— START Data excerpts —

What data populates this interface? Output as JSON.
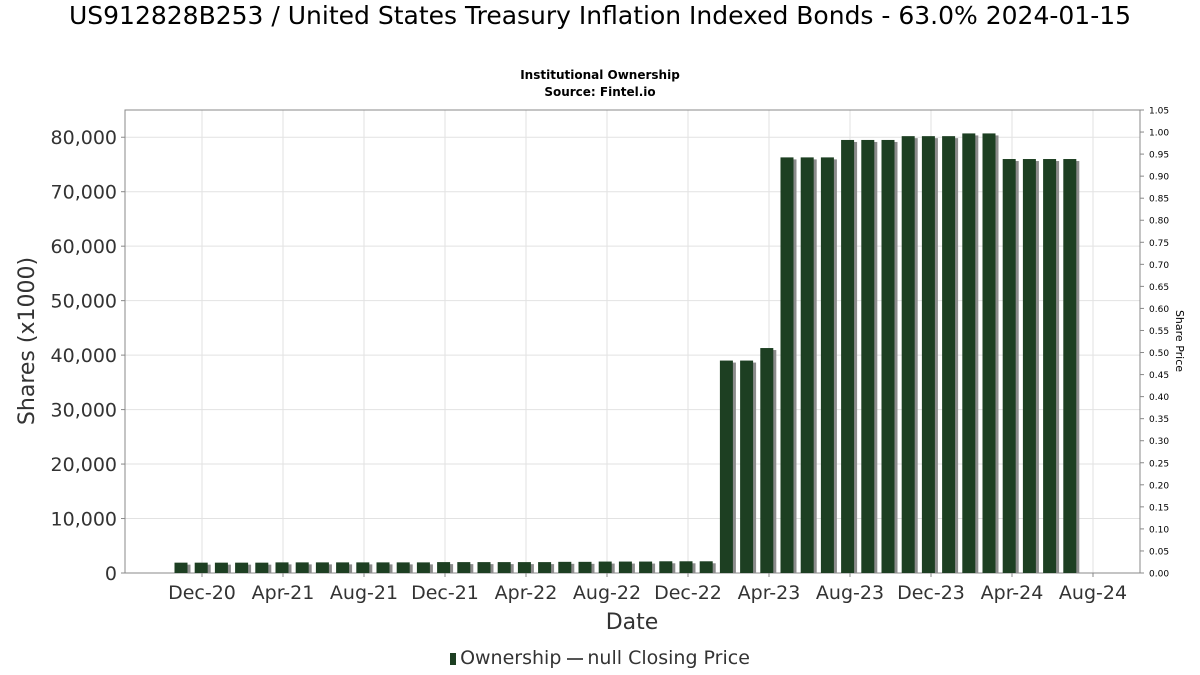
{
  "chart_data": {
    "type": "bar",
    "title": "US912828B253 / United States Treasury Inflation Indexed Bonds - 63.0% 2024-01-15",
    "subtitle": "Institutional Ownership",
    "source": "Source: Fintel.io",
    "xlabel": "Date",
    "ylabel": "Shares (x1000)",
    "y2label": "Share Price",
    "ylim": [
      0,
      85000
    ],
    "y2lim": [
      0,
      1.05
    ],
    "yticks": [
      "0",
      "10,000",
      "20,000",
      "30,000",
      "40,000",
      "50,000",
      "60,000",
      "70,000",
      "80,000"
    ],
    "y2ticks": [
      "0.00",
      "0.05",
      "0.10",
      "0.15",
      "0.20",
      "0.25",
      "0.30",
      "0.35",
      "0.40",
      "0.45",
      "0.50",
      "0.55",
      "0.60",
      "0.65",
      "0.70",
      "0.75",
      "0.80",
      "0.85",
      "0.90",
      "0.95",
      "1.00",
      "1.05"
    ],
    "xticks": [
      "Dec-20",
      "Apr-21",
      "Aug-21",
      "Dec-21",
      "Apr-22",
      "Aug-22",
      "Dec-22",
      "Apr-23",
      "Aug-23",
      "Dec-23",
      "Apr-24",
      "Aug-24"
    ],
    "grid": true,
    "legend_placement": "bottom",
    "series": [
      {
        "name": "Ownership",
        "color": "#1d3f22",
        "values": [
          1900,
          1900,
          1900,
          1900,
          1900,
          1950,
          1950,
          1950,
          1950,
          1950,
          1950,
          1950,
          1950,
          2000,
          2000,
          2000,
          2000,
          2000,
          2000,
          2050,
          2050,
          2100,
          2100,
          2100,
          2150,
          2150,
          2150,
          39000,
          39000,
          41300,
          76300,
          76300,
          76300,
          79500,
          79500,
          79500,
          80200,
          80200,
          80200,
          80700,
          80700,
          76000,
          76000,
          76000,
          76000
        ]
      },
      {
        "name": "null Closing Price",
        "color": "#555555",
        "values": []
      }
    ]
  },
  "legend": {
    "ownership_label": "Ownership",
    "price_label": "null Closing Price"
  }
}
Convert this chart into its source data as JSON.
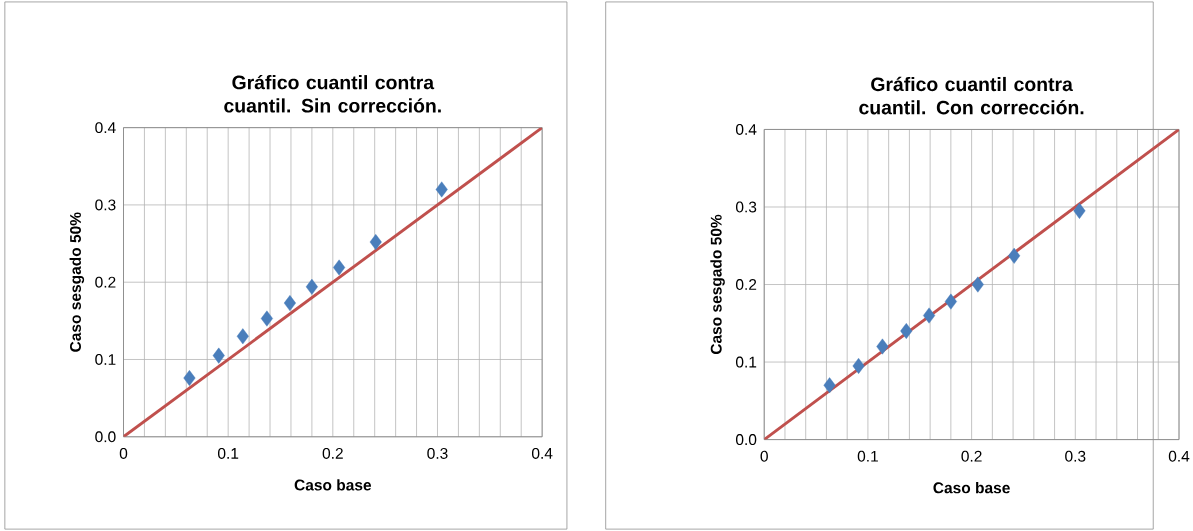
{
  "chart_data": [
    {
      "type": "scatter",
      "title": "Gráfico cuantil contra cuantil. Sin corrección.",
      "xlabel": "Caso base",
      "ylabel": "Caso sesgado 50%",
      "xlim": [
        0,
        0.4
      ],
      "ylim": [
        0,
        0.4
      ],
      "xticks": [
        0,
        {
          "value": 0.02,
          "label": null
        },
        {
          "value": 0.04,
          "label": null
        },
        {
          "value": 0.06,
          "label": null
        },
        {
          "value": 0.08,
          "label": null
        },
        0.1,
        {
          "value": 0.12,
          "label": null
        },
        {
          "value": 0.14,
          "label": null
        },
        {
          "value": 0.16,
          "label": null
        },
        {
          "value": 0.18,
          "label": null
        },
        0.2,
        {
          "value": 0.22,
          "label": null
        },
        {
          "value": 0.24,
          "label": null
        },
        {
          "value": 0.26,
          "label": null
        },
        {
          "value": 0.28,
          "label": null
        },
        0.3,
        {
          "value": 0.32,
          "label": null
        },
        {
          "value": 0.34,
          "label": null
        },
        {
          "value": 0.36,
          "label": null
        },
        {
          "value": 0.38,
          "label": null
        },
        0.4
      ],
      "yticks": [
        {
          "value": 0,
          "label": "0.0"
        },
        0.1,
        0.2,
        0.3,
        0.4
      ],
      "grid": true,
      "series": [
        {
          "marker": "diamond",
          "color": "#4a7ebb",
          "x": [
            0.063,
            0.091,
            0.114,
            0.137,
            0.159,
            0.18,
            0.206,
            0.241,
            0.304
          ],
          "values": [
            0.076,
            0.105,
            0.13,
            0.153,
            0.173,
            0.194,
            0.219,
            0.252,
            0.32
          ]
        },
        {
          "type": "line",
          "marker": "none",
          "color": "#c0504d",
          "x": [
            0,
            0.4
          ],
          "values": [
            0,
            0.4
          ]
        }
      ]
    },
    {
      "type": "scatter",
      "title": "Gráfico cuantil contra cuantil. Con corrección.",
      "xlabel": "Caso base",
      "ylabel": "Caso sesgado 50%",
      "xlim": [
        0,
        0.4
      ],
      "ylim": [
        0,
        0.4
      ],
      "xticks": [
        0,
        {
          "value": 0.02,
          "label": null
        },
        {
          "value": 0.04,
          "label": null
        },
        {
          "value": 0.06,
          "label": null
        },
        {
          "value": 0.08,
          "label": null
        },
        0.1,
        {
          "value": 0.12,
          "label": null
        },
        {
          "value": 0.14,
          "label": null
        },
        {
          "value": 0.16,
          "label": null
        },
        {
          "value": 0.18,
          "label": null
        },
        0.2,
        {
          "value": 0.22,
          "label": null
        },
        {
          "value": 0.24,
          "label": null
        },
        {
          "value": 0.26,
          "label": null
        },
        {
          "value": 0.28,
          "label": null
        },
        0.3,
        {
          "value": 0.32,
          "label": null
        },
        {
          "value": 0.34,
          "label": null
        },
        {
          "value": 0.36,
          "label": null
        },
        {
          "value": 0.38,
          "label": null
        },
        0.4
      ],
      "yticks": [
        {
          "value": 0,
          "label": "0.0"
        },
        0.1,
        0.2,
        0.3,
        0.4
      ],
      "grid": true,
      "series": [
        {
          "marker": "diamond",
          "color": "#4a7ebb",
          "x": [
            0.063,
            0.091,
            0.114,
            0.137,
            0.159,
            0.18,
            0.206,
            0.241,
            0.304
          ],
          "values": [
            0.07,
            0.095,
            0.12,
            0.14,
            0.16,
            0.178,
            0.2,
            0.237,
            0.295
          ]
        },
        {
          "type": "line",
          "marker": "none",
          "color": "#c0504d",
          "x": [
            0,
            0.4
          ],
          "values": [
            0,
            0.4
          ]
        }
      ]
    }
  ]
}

— END Data excerpts —

▶ What to work on
Your task is to set down the records shown above exactly, minus any pictures.

▶ In response
What data populates this interface? Output as JSON.
{
  "chart_data": {
    "type": "bar",
    "title": "US912828B253 / United States Treasury Inflation Indexed Bonds - 63.0% 2024-01-15",
    "subtitle": "Institutional Ownership",
    "source": "Source: Fintel.io",
    "xlabel": "Date",
    "ylabel": "Shares (x1000)",
    "y2label": "Share Price",
    "ylim": [
      0,
      85000
    ],
    "y2lim": [
      0,
      1.05
    ],
    "yticks": [
      "0",
      "10,000",
      "20,000",
      "30,000",
      "40,000",
      "50,000",
      "60,000",
      "70,000",
      "80,000"
    ],
    "y2ticks": [
      "0.00",
      "0.05",
      "0.10",
      "0.15",
      "0.20",
      "0.25",
      "0.30",
      "0.35",
      "0.40",
      "0.45",
      "0.50",
      "0.55",
      "0.60",
      "0.65",
      "0.70",
      "0.75",
      "0.80",
      "0.85",
      "0.90",
      "0.95",
      "1.00",
      "1.05"
    ],
    "xticks": [
      "Dec-20",
      "Apr-21",
      "Aug-21",
      "Dec-21",
      "Apr-22",
      "Aug-22",
      "Dec-22",
      "Apr-23",
      "Aug-23",
      "Dec-23",
      "Apr-24",
      "Aug-24"
    ],
    "grid": true,
    "legend_placement": "bottom",
    "series": [
      {
        "name": "Ownership",
        "color": "#1d3f22",
        "values": [
          1900,
          1900,
          1900,
          1900,
          1900,
          1950,
          1950,
          1950,
          1950,
          1950,
          1950,
          1950,
          1950,
          2000,
          2000,
          2000,
          2000,
          2000,
          2000,
          2050,
          2050,
          2100,
          2100,
          2100,
          2150,
          2150,
          2150,
          39000,
          39000,
          41300,
          76300,
          76300,
          76300,
          79500,
          79500,
          79500,
          80200,
          80200,
          80200,
          80700,
          80700,
          76000,
          76000,
          76000,
          76000
        ]
      },
      {
        "name": "null Closing Price",
        "color": "#555555",
        "values": []
      }
    ]
  },
  "legend": {
    "ownership_label": "Ownership",
    "price_label": "null Closing Price"
  }
}
Convert this chart into its source data as JSON.
{
  "chart_data": [
    {
      "type": "scatter",
      "title": "Gráfico cuantil contra cuantil. Sin corrección.",
      "xlabel": "Caso base",
      "ylabel": "Caso sesgado 50%",
      "xlim": [
        0,
        0.4
      ],
      "ylim": [
        0,
        0.4
      ],
      "xticks": [
        0,
        {
          "value": 0.02,
          "label": null
        },
        {
          "value": 0.04,
          "label": null
        },
        {
          "value": 0.06,
          "label": null
        },
        {
          "value": 0.08,
          "label": null
        },
        0.1,
        {
          "value": 0.12,
          "label": null
        },
        {
          "value": 0.14,
          "label": null
        },
        {
          "value": 0.16,
          "label": null
        },
        {
          "value": 0.18,
          "label": null
        },
        0.2,
        {
          "value": 0.22,
          "label": null
        },
        {
          "value": 0.24,
          "label": null
        },
        {
          "value": 0.26,
          "label": null
        },
        {
          "value": 0.28,
          "label": null
        },
        0.3,
        {
          "value": 0.32,
          "label": null
        },
        {
          "value": 0.34,
          "label": null
        },
        {
          "value": 0.36,
          "label": null
        },
        {
          "value": 0.38,
          "label": null
        },
        0.4
      ],
      "yticks": [
        {
          "value": 0,
          "label": "0.0"
        },
        0.1,
        0.2,
        0.3,
        0.4
      ],
      "grid": true,
      "series": [
        {
          "marker": "diamond",
          "color": "#4a7ebb",
          "x": [
            0.063,
            0.091,
            0.114,
            0.137,
            0.159,
            0.18,
            0.206,
            0.241,
            0.304
          ],
          "values": [
            0.076,
            0.105,
            0.13,
            0.153,
            0.173,
            0.194,
            0.219,
            0.252,
            0.32
          ]
        },
        {
          "type": "line",
          "marker": "none",
          "color": "#c0504d",
          "x": [
            0,
            0.4
          ],
          "values": [
            0,
            0.4
          ]
        }
      ]
    },
    {
      "type": "scatter",
      "title": "Gráfico cuantil contra cuantil. Con corrección.",
      "xlabel": "Caso base",
      "ylabel": "Caso sesgado 50%",
      "xlim": [
        0,
        0.4
      ],
      "ylim": [
        0,
        0.4
      ],
      "xticks": [
        0,
        {
          "value": 0.02,
          "label": null
        },
        {
          "value": 0.04,
          "label": null
        },
        {
          "value": 0.06,
          "label": null
        },
        {
          "value": 0.08,
          "label": null
        },
        0.1,
        {
          "value": 0.12,
          "label": null
        },
        {
          "value": 0.14,
          "label": null
        },
        {
          "value": 0.16,
          "label": null
        },
        {
          "value": 0.18,
          "label": null
        },
        0.2,
        {
          "value": 0.22,
          "label": null
        },
        {
          "value": 0.24,
          "label": null
        },
        {
          "value": 0.26,
          "label": null
        },
        {
          "value": 0.28,
          "label": null
        },
        0.3,
        {
          "value": 0.32,
          "label": null
        },
        {
          "value": 0.34,
          "label": null
        },
        {
          "value": 0.36,
          "label": null
        },
        {
          "value": 0.38,
          "label": null
        },
        0.4
      ],
      "yticks": [
        {
          "value": 0,
          "label": "0.0"
        },
        0.1,
        0.2,
        0.3,
        0.4
      ],
      "grid": true,
      "series": [
        {
          "marker": "diamond",
          "color": "#4a7ebb",
          "x": [
            0.063,
            0.091,
            0.114,
            0.137,
            0.159,
            0.18,
            0.206,
            0.241,
            0.304
          ],
          "values": [
            0.07,
            0.095,
            0.12,
            0.14,
            0.16,
            0.178,
            0.2,
            0.237,
            0.295
          ]
        },
        {
          "type": "line",
          "marker": "none",
          "color": "#c0504d",
          "x": [
            0,
            0.4
          ],
          "values": [
            0,
            0.4
          ]
        }
      ]
    }
  ]
}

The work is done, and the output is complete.